What the task requires: Each line in the entries below that holds the string "JSON" is to be listed.

Items listed in a dataset
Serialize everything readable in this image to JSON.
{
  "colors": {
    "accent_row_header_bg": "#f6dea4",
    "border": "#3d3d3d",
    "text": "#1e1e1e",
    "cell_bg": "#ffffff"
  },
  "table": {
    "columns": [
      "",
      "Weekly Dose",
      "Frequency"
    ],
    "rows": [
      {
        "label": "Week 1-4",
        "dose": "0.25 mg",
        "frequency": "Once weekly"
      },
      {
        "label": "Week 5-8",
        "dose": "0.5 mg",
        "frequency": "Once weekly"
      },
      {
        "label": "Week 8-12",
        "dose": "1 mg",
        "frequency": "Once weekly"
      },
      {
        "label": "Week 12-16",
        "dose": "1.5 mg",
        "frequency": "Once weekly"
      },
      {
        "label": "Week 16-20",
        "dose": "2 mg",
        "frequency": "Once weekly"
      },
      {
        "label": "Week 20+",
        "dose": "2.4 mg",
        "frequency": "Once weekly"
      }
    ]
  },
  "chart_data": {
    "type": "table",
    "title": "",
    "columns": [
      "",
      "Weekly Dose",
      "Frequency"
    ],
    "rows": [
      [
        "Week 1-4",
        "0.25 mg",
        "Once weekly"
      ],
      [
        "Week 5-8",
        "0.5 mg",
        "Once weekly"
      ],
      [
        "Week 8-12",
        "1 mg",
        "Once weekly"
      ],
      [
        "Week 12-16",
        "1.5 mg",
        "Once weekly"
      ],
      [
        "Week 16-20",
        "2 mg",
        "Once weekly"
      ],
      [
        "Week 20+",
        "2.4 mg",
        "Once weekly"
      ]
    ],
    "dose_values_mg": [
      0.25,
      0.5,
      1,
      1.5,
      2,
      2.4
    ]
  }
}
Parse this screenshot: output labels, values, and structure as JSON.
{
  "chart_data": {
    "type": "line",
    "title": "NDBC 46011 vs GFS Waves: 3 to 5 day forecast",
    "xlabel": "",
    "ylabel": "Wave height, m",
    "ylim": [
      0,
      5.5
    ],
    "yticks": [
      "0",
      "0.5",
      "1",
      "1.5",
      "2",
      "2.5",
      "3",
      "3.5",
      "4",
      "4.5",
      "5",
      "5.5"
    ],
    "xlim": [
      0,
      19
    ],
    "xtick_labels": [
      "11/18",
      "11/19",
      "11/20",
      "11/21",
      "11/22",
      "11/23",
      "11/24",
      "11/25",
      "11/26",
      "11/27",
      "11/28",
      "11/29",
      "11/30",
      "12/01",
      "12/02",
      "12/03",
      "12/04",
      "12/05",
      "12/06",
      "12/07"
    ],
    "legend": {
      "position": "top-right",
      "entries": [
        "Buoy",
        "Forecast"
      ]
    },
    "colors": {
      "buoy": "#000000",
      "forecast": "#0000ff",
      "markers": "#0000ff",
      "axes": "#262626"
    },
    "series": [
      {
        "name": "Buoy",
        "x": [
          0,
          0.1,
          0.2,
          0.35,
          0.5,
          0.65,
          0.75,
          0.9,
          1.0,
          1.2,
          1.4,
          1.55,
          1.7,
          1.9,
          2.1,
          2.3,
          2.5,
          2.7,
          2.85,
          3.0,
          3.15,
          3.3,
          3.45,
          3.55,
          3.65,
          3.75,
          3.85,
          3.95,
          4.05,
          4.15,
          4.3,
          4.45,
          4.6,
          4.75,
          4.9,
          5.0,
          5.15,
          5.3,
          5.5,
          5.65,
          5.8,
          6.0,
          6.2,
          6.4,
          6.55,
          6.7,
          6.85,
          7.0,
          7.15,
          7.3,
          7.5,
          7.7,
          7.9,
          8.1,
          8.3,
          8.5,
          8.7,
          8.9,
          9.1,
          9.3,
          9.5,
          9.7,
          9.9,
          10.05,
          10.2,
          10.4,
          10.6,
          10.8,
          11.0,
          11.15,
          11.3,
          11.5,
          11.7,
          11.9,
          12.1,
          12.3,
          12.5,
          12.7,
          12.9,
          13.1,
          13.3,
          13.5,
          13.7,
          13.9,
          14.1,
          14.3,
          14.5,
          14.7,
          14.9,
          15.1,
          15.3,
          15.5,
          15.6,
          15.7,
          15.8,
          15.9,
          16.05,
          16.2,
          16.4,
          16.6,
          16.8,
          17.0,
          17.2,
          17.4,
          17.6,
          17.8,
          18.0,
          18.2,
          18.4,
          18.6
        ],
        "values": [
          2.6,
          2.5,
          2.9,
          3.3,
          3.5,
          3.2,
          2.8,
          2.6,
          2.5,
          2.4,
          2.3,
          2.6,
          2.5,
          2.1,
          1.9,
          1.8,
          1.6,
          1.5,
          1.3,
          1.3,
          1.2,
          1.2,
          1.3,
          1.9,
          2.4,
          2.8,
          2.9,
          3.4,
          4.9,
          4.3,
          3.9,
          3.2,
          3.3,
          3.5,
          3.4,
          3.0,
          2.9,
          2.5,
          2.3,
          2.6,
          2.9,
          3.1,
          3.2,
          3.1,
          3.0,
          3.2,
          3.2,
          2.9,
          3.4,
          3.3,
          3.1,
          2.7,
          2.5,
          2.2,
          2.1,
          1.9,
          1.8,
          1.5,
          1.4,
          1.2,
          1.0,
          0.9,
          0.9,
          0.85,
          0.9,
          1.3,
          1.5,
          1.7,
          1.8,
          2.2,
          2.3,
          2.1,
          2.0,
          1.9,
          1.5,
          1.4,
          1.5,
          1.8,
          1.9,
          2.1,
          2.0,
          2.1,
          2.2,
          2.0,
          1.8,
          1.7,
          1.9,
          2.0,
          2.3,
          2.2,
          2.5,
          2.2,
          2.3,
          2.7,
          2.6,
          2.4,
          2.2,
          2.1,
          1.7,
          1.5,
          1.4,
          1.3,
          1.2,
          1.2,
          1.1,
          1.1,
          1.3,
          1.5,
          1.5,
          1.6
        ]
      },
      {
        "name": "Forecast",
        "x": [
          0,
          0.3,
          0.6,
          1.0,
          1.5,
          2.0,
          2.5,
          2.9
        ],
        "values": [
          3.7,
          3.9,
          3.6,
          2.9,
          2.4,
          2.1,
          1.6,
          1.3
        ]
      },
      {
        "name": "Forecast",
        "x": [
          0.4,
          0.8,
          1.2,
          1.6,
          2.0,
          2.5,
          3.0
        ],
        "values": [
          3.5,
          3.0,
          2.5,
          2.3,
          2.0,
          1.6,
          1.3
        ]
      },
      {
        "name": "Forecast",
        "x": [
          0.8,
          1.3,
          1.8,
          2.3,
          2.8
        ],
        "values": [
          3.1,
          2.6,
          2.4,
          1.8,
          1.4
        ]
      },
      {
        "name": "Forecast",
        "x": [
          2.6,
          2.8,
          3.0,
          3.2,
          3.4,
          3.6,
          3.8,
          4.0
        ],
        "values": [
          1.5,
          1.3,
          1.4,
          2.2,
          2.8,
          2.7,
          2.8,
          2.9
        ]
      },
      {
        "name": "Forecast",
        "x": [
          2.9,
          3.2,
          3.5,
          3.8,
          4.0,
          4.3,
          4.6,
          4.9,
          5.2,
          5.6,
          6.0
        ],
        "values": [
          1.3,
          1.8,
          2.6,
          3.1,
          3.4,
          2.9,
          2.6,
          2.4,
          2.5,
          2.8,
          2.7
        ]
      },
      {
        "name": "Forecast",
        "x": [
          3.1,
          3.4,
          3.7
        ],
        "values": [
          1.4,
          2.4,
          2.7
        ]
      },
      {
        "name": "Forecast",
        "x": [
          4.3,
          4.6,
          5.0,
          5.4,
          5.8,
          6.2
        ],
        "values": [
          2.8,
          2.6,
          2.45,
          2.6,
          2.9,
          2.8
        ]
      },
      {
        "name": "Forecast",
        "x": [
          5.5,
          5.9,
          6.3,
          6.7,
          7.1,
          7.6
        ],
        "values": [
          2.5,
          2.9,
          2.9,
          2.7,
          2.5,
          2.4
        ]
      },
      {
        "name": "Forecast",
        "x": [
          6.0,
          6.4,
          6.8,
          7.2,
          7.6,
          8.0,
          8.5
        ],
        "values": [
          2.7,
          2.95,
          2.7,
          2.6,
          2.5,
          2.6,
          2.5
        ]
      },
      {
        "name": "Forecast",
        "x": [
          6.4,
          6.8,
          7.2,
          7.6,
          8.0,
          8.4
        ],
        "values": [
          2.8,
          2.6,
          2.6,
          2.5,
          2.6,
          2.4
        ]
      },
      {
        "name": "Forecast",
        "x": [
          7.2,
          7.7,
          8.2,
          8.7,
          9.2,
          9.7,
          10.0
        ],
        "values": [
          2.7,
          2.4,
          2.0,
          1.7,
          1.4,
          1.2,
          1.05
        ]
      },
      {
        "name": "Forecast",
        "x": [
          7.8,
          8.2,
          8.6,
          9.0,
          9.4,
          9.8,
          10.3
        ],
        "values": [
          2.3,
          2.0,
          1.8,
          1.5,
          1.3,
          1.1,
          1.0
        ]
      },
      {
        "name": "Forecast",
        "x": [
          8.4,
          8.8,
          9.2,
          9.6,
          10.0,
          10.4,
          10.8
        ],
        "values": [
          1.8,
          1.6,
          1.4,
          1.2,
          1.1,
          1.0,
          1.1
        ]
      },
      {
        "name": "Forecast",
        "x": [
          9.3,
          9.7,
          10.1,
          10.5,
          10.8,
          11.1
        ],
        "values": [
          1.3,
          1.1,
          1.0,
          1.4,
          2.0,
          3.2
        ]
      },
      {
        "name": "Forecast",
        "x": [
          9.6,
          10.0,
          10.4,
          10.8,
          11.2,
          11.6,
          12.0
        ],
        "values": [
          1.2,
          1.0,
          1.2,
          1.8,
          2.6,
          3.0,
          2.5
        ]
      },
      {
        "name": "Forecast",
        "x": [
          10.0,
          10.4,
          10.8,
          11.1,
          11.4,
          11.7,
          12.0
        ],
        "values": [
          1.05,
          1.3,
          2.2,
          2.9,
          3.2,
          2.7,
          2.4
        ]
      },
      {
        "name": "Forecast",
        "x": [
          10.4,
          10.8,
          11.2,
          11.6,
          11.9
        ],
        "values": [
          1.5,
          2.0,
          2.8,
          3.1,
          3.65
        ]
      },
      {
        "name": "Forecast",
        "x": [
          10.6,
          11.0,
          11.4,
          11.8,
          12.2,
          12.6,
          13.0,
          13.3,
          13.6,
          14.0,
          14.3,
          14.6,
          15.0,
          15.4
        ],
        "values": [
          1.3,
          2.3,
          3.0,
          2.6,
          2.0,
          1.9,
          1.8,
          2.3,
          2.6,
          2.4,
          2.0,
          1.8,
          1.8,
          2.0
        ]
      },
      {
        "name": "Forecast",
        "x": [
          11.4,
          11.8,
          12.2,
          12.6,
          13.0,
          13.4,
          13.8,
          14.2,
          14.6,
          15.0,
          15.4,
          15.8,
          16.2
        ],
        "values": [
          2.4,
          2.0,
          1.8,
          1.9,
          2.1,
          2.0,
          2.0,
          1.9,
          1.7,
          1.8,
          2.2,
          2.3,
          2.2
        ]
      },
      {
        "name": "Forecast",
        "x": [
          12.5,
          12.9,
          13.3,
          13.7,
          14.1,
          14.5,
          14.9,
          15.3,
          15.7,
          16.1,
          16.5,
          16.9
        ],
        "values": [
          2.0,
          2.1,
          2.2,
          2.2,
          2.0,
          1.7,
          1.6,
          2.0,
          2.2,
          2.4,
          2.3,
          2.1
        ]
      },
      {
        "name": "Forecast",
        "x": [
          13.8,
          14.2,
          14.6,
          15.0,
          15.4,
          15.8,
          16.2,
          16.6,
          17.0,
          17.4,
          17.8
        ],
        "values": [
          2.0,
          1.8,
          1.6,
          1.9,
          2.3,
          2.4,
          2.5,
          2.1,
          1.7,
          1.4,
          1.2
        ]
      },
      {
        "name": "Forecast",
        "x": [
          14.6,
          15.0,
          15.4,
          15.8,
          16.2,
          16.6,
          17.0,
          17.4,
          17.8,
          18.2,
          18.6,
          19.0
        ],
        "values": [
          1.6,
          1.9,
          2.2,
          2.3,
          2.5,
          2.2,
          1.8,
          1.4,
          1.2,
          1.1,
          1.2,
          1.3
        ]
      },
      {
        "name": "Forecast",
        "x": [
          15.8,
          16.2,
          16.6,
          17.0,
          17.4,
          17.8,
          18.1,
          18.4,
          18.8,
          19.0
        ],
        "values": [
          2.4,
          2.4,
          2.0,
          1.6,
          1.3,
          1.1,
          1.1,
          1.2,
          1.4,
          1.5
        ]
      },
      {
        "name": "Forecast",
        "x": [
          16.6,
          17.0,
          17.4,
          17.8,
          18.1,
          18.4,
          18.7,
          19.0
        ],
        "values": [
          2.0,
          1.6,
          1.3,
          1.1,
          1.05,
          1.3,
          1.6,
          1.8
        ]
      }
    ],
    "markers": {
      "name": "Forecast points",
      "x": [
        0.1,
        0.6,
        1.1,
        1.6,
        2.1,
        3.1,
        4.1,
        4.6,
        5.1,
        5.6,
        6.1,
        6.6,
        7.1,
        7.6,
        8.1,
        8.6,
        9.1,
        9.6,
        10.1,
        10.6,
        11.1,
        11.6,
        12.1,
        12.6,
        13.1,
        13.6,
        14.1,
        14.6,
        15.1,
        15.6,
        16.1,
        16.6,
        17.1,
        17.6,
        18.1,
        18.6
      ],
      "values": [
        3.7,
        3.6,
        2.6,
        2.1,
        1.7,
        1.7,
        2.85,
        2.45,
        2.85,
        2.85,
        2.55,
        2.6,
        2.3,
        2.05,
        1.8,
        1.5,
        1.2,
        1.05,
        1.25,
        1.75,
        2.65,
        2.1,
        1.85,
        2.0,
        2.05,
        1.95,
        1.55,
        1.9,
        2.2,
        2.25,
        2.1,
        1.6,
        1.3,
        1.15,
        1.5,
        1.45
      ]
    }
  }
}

Written answer:
Serialize everything readable in this image to JSON.
Parse this screenshot: output labels, values, and structure as JSON.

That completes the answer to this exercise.